__ЗАДАНИЯ__
A - Ответьте на вопросы по тексту о Чечне:
(i) Что названо главной и основной победой Путина в Чечне?
(ii) С чем сравнивается амнистия в гражданской войне?
(iii) Где сначала держат человека, принятого на службу?
B - Повторите дословно часть текста о Чечне: всё от слов «А по произволу» и вплоть до слов «товарищей по оружию.».
C - Перескажите в виде списка абзац текста о Чечне, начинающийся словами «А по произволу все оказалось можно», и сохраните его основные факты.

__ФРАГМЕНТ ИСТОЧНИКА__
Но главная и основная победа Путина в Чечне – успех чеченизации конфликта. А главное в ней то, что местным силовикам, то есть силовикам из местных, было дано право на незаконное насилие, ранее монопольно принадлежавшее федералам, право казнить и миловать.

Происходившее за фасадом выборов отнюдь не было тождественно «урегулированию конфликта».

Вместо объявлявшихся амнистий сепаратистам делалось нечто иное.

Что такое амнистия в гражданской войне? Это аналог освобождения военнопленных после победы: война окончена, ворота лагеря открыты и все могут возвращаться к мирному труду. Только тут немного иначе: все, можно спуститься с гор, выйти из леса, сдать автомат и зажить гражданской жизнью. Если, конечно, не повинен ни в чем, кроме участия в самой войне, – не пытал пленных и так далее... Но амнистии были написаны так, что даже не участие в боевых действиях, не стрельба даже, а само по себе участие в отрядах сепаратистов прощению не подлежало. Это по закону.

А по произволу все оказалось можно, но чуть иначе. Вместо оформления по закону – мягко говоря, невнятное по процедуре, но очень убедительное по методам – пребывание в кадыровских подвалах. Там человек мог пропасть вообще, будто его и не было. Мог быть отпущен – после того как все рассказал. Расспрашивать там умеют. А мог быть после всего этого принят на службу. Сначала такого держат поблизости, в самой столице – в Центорое. Потом – «повязывают кровью», так чтобы не смог уйти обратно в лес. Если показал себя – направляют в село, где раньше жил или воевал, где всех знает. Чтобы выслеживал вчерашних товарищей по оружию.

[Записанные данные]
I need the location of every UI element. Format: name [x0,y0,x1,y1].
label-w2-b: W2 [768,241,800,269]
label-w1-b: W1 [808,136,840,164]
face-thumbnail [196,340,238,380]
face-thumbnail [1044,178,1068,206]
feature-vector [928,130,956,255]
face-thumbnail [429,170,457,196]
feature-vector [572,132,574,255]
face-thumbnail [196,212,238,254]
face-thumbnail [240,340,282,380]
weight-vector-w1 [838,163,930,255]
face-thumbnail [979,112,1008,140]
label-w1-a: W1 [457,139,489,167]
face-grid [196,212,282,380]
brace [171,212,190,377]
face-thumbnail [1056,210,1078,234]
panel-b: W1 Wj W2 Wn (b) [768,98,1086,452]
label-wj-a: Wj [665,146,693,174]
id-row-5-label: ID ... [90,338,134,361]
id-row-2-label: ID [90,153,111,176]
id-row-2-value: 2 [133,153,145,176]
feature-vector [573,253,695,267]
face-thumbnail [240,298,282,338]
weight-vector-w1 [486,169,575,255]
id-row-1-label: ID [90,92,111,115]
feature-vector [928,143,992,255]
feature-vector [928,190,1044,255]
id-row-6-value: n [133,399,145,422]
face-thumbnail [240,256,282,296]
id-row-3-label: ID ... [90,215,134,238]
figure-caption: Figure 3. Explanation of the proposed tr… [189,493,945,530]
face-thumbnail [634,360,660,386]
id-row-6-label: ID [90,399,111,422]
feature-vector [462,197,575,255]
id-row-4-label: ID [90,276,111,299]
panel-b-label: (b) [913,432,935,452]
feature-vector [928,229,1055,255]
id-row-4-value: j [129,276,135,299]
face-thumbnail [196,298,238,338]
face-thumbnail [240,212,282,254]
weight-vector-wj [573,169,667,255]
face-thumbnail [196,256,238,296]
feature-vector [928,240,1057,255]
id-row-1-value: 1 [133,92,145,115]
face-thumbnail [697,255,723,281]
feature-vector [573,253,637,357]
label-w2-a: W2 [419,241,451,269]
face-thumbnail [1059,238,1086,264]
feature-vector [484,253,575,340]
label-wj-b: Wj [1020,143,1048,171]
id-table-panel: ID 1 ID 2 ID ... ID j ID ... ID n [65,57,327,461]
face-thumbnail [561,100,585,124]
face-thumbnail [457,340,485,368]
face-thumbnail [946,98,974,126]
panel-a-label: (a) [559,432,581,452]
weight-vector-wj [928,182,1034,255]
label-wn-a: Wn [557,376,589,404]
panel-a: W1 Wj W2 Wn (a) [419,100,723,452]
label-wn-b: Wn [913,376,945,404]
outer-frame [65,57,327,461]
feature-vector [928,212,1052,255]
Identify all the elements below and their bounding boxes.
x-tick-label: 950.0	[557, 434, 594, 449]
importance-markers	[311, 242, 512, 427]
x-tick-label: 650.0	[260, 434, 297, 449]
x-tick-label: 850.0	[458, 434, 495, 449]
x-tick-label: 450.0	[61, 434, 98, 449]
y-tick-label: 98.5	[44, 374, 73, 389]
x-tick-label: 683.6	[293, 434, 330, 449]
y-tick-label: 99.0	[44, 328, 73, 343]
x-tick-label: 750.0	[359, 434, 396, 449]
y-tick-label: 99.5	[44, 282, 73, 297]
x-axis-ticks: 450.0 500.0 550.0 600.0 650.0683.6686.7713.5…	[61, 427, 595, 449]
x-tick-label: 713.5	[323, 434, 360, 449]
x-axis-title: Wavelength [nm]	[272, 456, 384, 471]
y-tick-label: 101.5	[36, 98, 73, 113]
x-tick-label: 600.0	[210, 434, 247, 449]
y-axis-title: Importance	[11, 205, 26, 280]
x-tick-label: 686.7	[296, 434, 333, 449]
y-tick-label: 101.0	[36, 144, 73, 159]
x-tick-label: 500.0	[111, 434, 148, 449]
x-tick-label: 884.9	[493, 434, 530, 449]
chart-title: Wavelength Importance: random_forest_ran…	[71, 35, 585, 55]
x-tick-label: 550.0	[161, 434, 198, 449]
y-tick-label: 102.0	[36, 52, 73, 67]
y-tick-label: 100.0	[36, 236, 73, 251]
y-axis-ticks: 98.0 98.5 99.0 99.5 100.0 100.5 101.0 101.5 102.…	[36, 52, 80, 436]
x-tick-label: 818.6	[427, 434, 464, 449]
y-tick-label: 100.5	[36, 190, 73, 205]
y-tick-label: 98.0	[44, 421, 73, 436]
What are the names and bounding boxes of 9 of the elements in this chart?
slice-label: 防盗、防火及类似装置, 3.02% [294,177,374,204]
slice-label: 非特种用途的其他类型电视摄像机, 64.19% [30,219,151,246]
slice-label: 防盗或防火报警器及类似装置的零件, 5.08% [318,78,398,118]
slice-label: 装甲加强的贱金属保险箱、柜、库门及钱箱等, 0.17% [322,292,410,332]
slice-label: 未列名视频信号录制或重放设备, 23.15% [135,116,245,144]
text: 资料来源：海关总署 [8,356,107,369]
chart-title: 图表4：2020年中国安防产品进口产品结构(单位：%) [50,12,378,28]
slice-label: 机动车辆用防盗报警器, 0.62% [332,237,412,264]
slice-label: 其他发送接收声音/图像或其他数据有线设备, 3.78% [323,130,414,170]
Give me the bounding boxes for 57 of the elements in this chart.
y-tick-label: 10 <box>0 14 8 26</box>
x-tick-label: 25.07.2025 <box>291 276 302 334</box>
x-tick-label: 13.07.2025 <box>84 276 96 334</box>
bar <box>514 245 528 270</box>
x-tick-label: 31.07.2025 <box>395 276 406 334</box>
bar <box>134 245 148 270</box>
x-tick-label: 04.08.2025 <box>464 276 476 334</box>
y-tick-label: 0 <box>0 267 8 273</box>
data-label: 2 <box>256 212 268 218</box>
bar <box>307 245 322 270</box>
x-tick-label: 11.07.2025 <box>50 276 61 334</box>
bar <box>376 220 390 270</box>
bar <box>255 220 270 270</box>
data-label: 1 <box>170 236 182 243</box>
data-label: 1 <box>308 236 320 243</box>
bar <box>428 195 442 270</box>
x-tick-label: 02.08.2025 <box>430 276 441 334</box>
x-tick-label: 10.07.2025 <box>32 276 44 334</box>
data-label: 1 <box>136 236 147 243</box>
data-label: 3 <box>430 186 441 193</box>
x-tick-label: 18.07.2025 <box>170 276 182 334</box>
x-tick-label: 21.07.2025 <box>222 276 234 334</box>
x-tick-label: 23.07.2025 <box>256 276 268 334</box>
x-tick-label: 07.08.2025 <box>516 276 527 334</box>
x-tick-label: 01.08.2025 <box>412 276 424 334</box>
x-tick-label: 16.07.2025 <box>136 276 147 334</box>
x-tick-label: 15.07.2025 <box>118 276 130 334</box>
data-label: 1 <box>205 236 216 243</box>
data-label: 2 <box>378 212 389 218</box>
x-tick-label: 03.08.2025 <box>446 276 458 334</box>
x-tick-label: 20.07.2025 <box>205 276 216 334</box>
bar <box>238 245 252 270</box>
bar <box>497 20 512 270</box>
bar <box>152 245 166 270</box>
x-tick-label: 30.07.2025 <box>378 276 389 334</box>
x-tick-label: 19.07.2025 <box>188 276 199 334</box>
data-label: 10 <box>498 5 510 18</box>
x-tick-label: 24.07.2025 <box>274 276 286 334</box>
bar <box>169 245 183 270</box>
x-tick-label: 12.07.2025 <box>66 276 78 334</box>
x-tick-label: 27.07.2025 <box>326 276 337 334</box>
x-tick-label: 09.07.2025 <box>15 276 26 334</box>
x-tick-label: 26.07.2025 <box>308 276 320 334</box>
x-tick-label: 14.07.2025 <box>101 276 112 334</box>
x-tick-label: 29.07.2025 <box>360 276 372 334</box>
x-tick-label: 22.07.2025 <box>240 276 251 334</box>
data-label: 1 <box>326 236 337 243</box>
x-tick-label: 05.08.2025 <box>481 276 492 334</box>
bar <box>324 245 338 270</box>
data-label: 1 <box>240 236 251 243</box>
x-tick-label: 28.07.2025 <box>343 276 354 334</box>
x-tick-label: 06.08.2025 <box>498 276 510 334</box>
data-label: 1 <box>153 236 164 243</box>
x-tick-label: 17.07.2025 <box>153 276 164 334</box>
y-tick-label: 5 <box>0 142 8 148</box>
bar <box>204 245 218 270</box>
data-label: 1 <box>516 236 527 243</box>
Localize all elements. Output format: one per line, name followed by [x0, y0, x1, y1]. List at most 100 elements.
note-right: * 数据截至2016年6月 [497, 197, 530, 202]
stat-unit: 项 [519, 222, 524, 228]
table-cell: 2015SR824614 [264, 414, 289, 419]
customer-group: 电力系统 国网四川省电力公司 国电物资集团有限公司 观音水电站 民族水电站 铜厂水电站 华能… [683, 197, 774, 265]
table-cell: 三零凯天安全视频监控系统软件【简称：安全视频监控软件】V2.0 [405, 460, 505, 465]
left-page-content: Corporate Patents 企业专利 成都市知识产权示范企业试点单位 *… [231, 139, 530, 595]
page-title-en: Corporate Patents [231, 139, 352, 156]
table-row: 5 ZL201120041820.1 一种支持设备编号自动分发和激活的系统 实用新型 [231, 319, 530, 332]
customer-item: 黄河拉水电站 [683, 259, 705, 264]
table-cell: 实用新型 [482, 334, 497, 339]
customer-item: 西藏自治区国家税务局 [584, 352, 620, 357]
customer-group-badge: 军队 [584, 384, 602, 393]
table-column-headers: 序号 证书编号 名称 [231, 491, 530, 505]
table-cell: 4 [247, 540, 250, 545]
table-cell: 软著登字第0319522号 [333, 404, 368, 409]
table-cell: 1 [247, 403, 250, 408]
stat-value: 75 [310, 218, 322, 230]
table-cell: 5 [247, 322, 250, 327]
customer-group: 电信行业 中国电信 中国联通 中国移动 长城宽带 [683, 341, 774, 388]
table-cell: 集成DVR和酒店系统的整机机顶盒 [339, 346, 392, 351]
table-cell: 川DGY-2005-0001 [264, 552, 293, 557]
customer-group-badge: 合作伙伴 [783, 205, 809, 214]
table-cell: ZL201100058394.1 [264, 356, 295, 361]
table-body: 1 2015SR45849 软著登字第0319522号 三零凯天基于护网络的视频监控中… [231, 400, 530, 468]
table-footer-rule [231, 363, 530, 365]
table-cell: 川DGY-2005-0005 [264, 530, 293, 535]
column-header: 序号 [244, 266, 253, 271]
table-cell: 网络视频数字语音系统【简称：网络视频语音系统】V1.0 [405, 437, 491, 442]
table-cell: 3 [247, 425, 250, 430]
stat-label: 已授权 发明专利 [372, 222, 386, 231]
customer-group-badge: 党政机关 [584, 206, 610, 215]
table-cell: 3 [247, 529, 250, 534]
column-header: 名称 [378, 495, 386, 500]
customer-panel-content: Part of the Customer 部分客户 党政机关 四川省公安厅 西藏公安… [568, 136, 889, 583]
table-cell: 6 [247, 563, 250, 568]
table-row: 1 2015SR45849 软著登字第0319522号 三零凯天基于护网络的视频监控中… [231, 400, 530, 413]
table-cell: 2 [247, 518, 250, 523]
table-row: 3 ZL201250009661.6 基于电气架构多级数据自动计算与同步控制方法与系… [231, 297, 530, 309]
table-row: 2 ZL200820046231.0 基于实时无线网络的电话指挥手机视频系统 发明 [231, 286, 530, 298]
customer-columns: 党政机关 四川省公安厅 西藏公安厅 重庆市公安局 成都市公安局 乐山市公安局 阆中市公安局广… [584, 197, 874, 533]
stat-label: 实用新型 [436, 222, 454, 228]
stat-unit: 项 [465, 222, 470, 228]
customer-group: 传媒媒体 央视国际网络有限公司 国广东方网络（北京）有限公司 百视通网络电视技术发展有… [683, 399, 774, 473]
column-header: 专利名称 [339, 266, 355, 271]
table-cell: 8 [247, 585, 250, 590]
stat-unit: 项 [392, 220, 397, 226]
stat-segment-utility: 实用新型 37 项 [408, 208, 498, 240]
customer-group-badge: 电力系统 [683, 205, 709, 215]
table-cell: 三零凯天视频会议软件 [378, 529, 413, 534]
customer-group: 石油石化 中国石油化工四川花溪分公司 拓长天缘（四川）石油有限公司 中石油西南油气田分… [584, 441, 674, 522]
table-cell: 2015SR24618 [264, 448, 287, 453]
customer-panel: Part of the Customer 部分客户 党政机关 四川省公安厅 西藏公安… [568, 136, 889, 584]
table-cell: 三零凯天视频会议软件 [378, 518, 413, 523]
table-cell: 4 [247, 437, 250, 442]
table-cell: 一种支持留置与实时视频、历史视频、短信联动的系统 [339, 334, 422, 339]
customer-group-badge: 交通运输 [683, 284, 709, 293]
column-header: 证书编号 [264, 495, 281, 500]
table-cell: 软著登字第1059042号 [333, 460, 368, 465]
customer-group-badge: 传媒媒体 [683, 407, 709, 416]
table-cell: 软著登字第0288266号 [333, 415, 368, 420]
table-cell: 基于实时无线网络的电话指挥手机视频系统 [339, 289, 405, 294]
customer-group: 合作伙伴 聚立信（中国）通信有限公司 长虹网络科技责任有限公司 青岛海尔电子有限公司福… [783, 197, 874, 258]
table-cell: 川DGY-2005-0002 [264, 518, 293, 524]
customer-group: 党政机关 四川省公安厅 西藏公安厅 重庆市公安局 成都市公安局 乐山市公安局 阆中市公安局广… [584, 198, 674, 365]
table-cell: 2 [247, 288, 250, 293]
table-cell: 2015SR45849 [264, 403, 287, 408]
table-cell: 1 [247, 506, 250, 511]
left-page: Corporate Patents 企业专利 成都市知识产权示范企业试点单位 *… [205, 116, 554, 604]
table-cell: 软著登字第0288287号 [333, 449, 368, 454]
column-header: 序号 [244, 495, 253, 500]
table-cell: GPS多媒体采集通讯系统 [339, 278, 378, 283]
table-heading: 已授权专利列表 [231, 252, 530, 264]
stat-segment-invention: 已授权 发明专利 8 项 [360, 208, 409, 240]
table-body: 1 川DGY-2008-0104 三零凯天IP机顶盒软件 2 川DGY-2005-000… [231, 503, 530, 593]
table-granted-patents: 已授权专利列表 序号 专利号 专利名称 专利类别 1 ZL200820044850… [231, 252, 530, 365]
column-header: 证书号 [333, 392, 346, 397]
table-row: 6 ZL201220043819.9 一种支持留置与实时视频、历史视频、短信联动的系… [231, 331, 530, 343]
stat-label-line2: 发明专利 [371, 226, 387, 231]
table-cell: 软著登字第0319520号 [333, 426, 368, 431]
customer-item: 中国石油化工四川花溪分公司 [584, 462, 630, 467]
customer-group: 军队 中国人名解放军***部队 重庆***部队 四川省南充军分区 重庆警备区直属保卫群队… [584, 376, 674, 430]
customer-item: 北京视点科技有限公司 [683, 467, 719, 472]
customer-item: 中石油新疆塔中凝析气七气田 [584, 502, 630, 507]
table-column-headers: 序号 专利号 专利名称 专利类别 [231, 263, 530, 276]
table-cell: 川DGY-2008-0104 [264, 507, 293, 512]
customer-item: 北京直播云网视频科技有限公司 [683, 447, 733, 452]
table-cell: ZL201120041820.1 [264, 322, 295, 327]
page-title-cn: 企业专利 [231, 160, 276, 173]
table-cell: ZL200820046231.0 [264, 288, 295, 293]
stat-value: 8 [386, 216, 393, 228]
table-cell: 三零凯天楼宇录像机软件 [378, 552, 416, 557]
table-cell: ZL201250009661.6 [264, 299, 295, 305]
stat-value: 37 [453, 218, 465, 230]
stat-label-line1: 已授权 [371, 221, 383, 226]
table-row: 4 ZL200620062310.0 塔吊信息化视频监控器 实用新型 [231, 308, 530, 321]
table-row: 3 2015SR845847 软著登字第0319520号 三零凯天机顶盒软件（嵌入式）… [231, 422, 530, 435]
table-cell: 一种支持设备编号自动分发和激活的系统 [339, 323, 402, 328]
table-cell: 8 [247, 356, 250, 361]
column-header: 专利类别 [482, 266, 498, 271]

__ОТВЕТЫ__
A -
(i) Успех чеченизации конфликта.
(ii) С освобождением военнопленных после победы.
(iii) Поблизости, в самой столице, в Центорое.

B -
А по произволу все оказалось можно, но чуть иначе. Вместо оформления по закону – мягко говоря, невнятное по процедуре, но очень убедительное по методам – пребывание в кадыровских подвалах. Там человек мог пропасть вообще, будто его и не было. Мог быть отпущен – после того как все рассказал. Расспрашивать там умеют. А мог быть после всего этого принят на службу. Сначала такого держат поблизости, в самой столице – в Центорое. Потом – «повязывают кровью», так чтобы не смог уйти обратно в лес. Если показал себя – направляют в село, где раньше жил или воевал, где всех знает. Чтобы выслеживал вчерашних товарищей по оружию.

C -
- Вместо оформления по закону человек оказывался в кадыровских подвалах. Процедура там была невнятной, а методы убедительными.
- Исходов было три: человек мог бесследно пропасть, мог быть отпущен, после того как все рассказал, или мог быть принят на службу.
- Принятого на службу сначала держат в столице, в Центорое.
- Затем его «повязывают кровью», чтобы он не смог уйти обратно в лес.
- Проявившего себя направляют в село, где он раньше жил или воевал. Там он должен выслеживать вчерашних товарищей по оружию.